WHAT THIS TASK INVOLVES:
Copy out the data below as written; omit any images.

Rows from a figure dataset:
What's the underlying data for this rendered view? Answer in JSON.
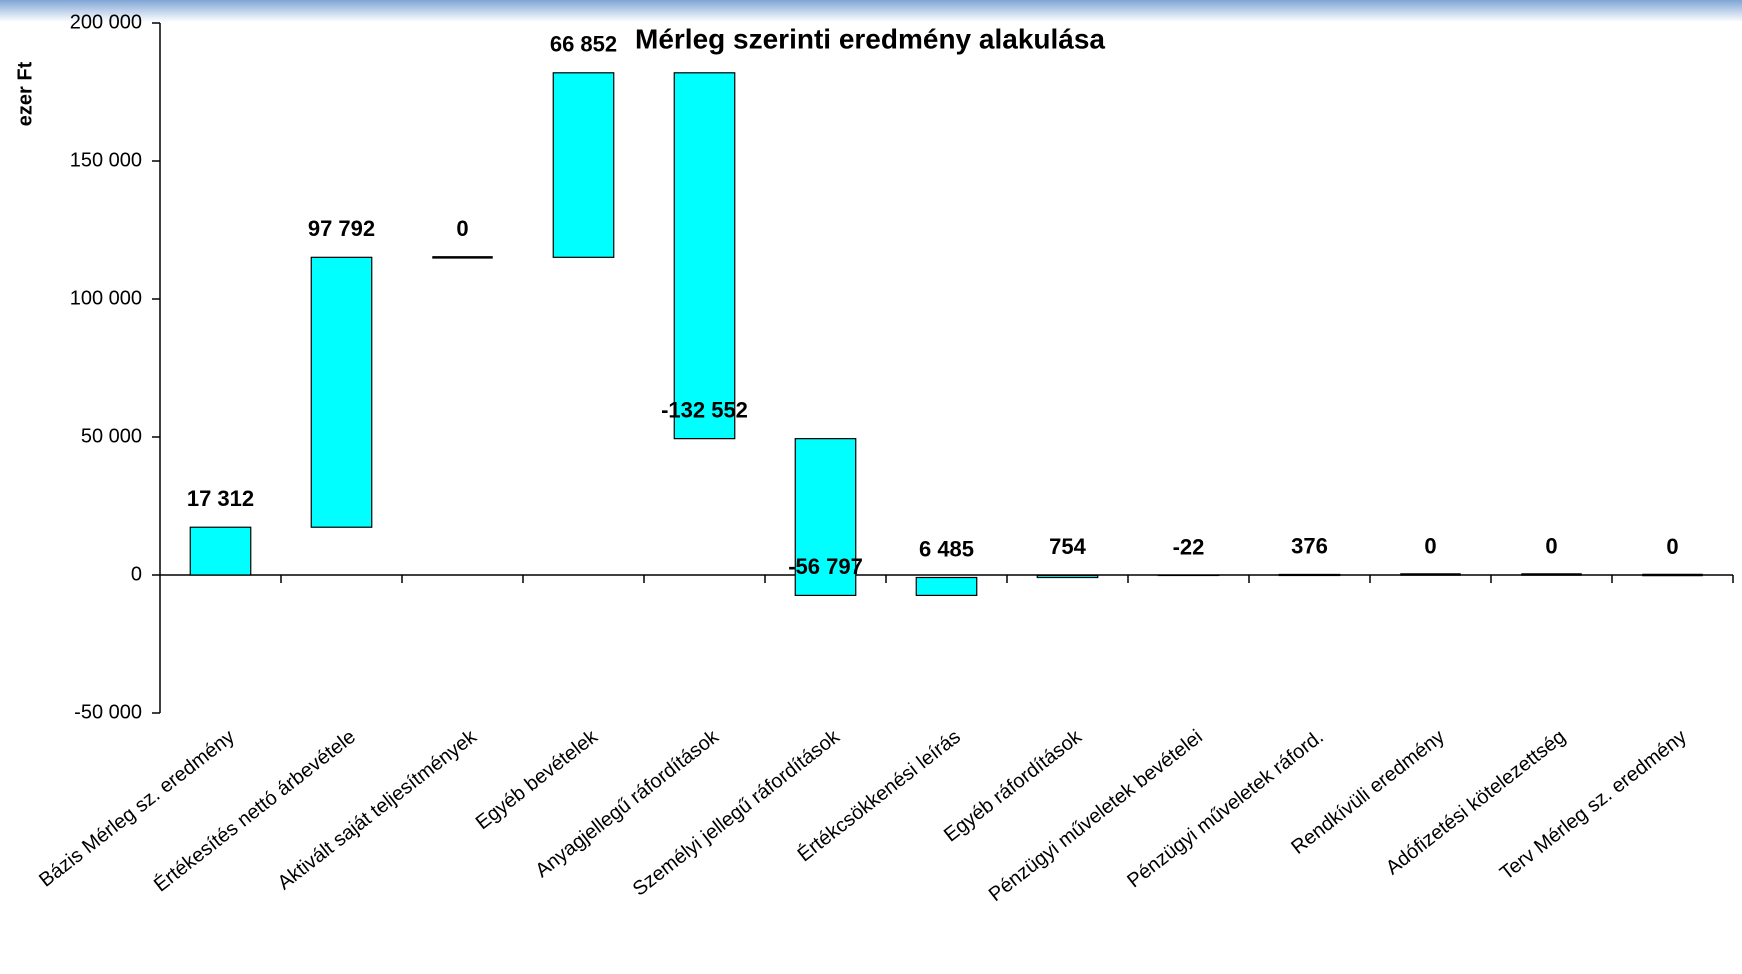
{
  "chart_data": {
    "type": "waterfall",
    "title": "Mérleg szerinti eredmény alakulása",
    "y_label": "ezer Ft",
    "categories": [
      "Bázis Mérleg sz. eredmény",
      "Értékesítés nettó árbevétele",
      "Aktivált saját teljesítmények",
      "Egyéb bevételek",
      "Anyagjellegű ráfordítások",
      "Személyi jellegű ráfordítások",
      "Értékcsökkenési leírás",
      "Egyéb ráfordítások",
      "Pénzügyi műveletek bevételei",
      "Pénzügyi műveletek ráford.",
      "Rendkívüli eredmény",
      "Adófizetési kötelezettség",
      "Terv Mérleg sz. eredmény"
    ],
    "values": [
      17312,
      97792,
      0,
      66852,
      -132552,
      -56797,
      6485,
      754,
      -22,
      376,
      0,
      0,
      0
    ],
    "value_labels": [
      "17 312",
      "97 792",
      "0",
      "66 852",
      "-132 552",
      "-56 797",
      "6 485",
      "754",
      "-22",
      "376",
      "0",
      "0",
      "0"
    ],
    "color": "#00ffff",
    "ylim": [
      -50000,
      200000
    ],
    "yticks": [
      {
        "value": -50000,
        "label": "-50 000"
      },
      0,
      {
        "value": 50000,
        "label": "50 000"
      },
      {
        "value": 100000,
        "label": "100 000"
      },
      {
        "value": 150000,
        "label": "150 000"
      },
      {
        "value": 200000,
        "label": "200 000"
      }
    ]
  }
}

RESPONSE:
What's the underlying data for this rendered view? Answer in JSON.
{
  "chart_data": {
    "type": "waterfall",
    "title": "Mérleg szerinti eredmény alakulása",
    "y_label": "ezer Ft",
    "categories": [
      "Bázis Mérleg sz. eredmény",
      "Értékesítés nettó árbevétele",
      "Aktivált saját teljesítmények",
      "Egyéb bevételek",
      "Anyagjellegű ráfordítások",
      "Személyi jellegű ráfordítások",
      "Értékcsökkenési leírás",
      "Egyéb ráfordítások",
      "Pénzügyi műveletek bevételei",
      "Pénzügyi műveletek ráford.",
      "Rendkívüli eredmény",
      "Adófizetési kötelezettség",
      "Terv Mérleg sz. eredmény"
    ],
    "values": [
      17312,
      97792,
      0,
      66852,
      -132552,
      -56797,
      6485,
      754,
      -22,
      376,
      0,
      0,
      0
    ],
    "value_labels": [
      "17 312",
      "97 792",
      "0",
      "66 852",
      "-132 552",
      "-56 797",
      "6 485",
      "754",
      "-22",
      "376",
      "0",
      "0",
      "0"
    ],
    "color": "#00ffff",
    "ylim": [
      -50000,
      200000
    ],
    "yticks": [
      {
        "value": -50000,
        "label": "-50 000"
      },
      0,
      {
        "value": 50000,
        "label": "50 000"
      },
      {
        "value": 100000,
        "label": "100 000"
      },
      {
        "value": 150000,
        "label": "150 000"
      },
      {
        "value": 200000,
        "label": "200 000"
      }
    ]
  }
}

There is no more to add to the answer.